*TASK PROMPT:* Copy the data precisely, keeping every character.

○ ○ ○ ○ ○

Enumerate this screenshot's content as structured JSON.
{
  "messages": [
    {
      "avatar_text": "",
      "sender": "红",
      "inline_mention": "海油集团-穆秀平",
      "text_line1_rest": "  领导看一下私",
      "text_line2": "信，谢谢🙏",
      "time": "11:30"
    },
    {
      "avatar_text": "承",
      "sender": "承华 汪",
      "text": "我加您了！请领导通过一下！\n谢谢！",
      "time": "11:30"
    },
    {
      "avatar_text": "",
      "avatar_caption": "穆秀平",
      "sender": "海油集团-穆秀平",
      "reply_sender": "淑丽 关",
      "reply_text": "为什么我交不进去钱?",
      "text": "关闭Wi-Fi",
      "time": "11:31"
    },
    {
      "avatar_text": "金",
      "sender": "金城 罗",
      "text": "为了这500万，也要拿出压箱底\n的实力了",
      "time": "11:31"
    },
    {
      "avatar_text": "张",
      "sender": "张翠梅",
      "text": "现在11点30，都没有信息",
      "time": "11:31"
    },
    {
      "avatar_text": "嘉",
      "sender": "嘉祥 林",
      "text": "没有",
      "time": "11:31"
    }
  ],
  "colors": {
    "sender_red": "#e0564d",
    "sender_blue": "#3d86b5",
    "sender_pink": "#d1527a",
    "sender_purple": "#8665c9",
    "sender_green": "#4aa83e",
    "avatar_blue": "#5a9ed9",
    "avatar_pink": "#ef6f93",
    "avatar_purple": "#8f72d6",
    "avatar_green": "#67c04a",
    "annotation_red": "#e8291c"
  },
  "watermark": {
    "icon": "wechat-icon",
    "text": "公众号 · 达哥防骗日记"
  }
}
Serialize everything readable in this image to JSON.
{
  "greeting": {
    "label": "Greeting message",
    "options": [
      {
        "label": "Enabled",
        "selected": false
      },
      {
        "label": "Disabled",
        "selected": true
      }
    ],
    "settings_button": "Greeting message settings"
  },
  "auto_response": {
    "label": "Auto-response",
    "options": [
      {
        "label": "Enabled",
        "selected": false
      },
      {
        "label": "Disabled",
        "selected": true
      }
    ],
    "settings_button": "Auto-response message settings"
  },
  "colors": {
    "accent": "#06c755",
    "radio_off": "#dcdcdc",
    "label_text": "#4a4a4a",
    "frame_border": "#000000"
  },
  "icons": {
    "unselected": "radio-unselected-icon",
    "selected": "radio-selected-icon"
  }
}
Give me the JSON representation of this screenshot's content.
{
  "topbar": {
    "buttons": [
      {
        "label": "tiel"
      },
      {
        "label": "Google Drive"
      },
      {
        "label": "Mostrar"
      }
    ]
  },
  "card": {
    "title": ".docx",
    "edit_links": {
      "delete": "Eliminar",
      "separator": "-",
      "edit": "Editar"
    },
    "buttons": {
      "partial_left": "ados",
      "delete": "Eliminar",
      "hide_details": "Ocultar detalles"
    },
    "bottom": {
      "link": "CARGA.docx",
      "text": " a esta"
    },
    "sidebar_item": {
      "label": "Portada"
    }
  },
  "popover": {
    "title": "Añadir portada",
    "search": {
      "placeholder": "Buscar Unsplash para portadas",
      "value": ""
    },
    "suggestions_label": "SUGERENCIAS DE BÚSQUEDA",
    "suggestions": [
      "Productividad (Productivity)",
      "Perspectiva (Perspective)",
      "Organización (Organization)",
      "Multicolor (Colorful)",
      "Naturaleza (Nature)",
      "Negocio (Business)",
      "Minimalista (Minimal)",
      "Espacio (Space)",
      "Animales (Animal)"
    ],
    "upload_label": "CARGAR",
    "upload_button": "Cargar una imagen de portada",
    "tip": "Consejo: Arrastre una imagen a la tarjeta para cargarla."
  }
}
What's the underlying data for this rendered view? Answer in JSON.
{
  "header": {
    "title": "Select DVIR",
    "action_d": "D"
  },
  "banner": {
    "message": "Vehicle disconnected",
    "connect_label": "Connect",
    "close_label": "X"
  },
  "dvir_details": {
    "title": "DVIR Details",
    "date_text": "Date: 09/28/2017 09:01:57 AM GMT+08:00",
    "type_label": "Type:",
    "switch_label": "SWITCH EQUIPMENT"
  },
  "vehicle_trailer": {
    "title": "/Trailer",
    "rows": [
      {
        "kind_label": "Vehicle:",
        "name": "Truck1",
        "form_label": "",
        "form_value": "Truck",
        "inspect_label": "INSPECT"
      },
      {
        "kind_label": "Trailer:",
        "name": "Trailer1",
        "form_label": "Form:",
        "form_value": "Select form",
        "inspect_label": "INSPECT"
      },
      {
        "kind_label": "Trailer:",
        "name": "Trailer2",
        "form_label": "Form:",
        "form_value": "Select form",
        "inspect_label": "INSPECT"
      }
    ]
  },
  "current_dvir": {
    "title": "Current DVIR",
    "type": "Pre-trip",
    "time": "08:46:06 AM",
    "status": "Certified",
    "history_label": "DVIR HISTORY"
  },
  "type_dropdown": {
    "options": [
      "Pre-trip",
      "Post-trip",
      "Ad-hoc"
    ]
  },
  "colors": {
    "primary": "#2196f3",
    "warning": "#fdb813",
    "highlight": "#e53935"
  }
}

○ ○ ○ ○ ○

*OUTPUT OF THE EXERCISE:*
Enumerate this screenshot's content as structured JSON.
{
  "messages": [
    {
      "avatar_text": "",
      "sender": "红",
      "inline_mention": "海油集团-穆秀平",
      "text_line1_rest": "  领导看一下私",
      "text_line2": "信，谢谢🙏",
      "time": "11:30"
    },
    {
      "avatar_text": "承",
      "sender": "承华 汪",
      "text": "我加您了！请领导通过一下！\n谢谢！",
      "time": "11:30"
    },
    {
      "avatar_text": "",
      "avatar_caption": "穆秀平",
      "sender": "海油集团-穆秀平",
      "reply_sender": "淑丽 关",
      "reply_text": "为什么我交不进去钱?",
      "text": "关闭Wi-Fi",
      "time": "11:31"
    },
    {
      "avatar_text": "金",
      "sender": "金城 罗",
      "text": "为了这500万，也要拿出压箱底\n的实力了",
      "time": "11:31"
    },
    {
      "avatar_text": "张",
      "sender": "张翠梅",
      "text": "现在11点30，都没有信息",
      "time": "11:31"
    },
    {
      "avatar_text": "嘉",
      "sender": "嘉祥 林",
      "text": "没有",
      "time": "11:31"
    }
  ],
  "colors": {
    "sender_red": "#e0564d",
    "sender_blue": "#3d86b5",
    "sender_pink": "#d1527a",
    "sender_purple": "#8665c9",
    "sender_green": "#4aa83e",
    "avatar_blue": "#5a9ed9",
    "avatar_pink": "#ef6f93",
    "avatar_purple": "#8f72d6",
    "avatar_green": "#67c04a",
    "annotation_red": "#e8291c"
  },
  "watermark": {
    "icon": "wechat-icon",
    "text": "公众号 · 达哥防骗日记"
  }
}
Serialize everything readable in this image to JSON.
{
  "greeting": {
    "label": "Greeting message",
    "options": [
      {
        "label": "Enabled",
        "selected": false
      },
      {
        "label": "Disabled",
        "selected": true
      }
    ],
    "settings_button": "Greeting message settings"
  },
  "auto_response": {
    "label": "Auto-response",
    "options": [
      {
        "label": "Enabled",
        "selected": false
      },
      {
        "label": "Disabled",
        "selected": true
      }
    ],
    "settings_button": "Auto-response message settings"
  },
  "colors": {
    "accent": "#06c755",
    "radio_off": "#dcdcdc",
    "label_text": "#4a4a4a",
    "frame_border": "#000000"
  },
  "icons": {
    "unselected": "radio-unselected-icon",
    "selected": "radio-selected-icon"
  }
}
Give me the JSON representation of this screenshot's content.
{
  "topbar": {
    "buttons": [
      {
        "label": "tiel"
      },
      {
        "label": "Google Drive"
      },
      {
        "label": "Mostrar"
      }
    ]
  },
  "card": {
    "title": ".docx",
    "edit_links": {
      "delete": "Eliminar",
      "separator": "-",
      "edit": "Editar"
    },
    "buttons": {
      "partial_left": "ados",
      "delete": "Eliminar",
      "hide_details": "Ocultar detalles"
    },
    "bottom": {
      "link": "CARGA.docx",
      "text": " a esta"
    },
    "sidebar_item": {
      "label": "Portada"
    }
  },
  "popover": {
    "title": "Añadir portada",
    "search": {
      "placeholder": "Buscar Unsplash para portadas",
      "value": ""
    },
    "suggestions_label": "SUGERENCIAS DE BÚSQUEDA",
    "suggestions": [
      "Productividad (Productivity)",
      "Perspectiva (Perspective)",
      "Organización (Organization)",
      "Multicolor (Colorful)",
      "Naturaleza (Nature)",
      "Negocio (Business)",
      "Minimalista (Minimal)",
      "Espacio (Space)",
      "Animales (Animal)"
    ],
    "upload_label": "CARGAR",
    "upload_button": "Cargar una imagen de portada",
    "tip": "Consejo: Arrastre una imagen a la tarjeta para cargarla."
  }
}
What's the underlying data for this rendered view? Answer in JSON.
{
  "header": {
    "title": "Select DVIR",
    "action_d": "D"
  },
  "banner": {
    "message": "Vehicle disconnected",
    "connect_label": "Connect",
    "close_label": "X"
  },
  "dvir_details": {
    "title": "DVIR Details",
    "date_text": "Date: 09/28/2017 09:01:57 AM GMT+08:00",
    "type_label": "Type:",
    "switch_label": "SWITCH EQUIPMENT"
  },
  "vehicle_trailer": {
    "title": "/Trailer",
    "rows": [
      {
        "kind_label": "Vehicle:",
        "name": "Truck1",
        "form_label": "",
        "form_value": "Truck",
        "inspect_label": "INSPECT"
      },
      {
        "kind_label": "Trailer:",
        "name": "Trailer1",
        "form_label": "Form:",
        "form_value": "Select form",
        "inspect_label": "INSPECT"
      },
      {
        "kind_label": "Trailer:",
        "name": "Trailer2",
        "form_label": "Form:",
        "form_value": "Select form",
        "inspect_label": "INSPECT"
      }
    ]
  },
  "current_dvir": {
    "title": "Current DVIR",
    "type": "Pre-trip",
    "time": "08:46:06 AM",
    "status": "Certified",
    "history_label": "DVIR HISTORY"
  },
  "type_dropdown": {
    "options": [
      "Pre-trip",
      "Post-trip",
      "Ad-hoc"
    ]
  },
  "colors": {
    "primary": "#2196f3",
    "warning": "#fdb813",
    "highlight": "#e53935"
  }
}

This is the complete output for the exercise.